# Start of Materials provided
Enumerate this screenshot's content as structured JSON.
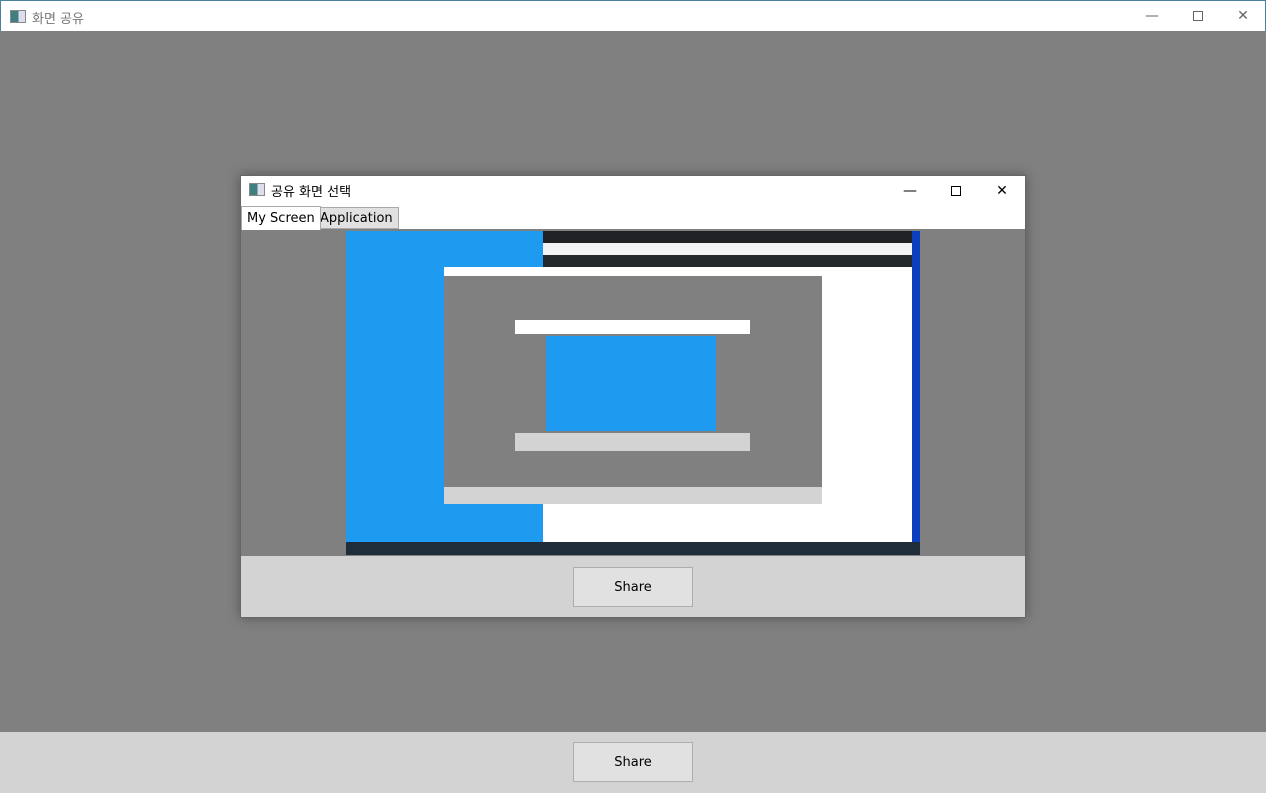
{
  "window": {
    "title": "화면 공유",
    "icon": "app-window-icon",
    "controls": [
      "minimize-icon",
      "maximize-icon",
      "close-icon"
    ]
  },
  "dialog": {
    "title": "공유 화면 선택",
    "tabs": [
      {
        "label": "My Screen",
        "selected": true
      },
      {
        "label": "Application",
        "selected": false
      }
    ],
    "share_label": "Share"
  },
  "footer": {
    "share_label": "Share"
  },
  "colors": {
    "desktop": "#1e9bf0",
    "background": "#808080",
    "footer": "#d3d3d3"
  }
}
# End of Materials provided
-- Directive --
Pictures in the records above are not copied; print everything else exactly.

-- Exercise answer --
Enumerate this screenshot's content as structured JSON.
{
  "window": {
    "title": "화면 공유",
    "icon": "app-window-icon",
    "controls": [
      "minimize-icon",
      "maximize-icon",
      "close-icon"
    ]
  },
  "dialog": {
    "title": "공유 화면 선택",
    "tabs": [
      {
        "label": "My Screen",
        "selected": true
      },
      {
        "label": "Application",
        "selected": false
      }
    ],
    "share_label": "Share"
  },
  "footer": {
    "share_label": "Share"
  },
  "colors": {
    "desktop": "#1e9bf0",
    "background": "#808080",
    "footer": "#d3d3d3"
  }
}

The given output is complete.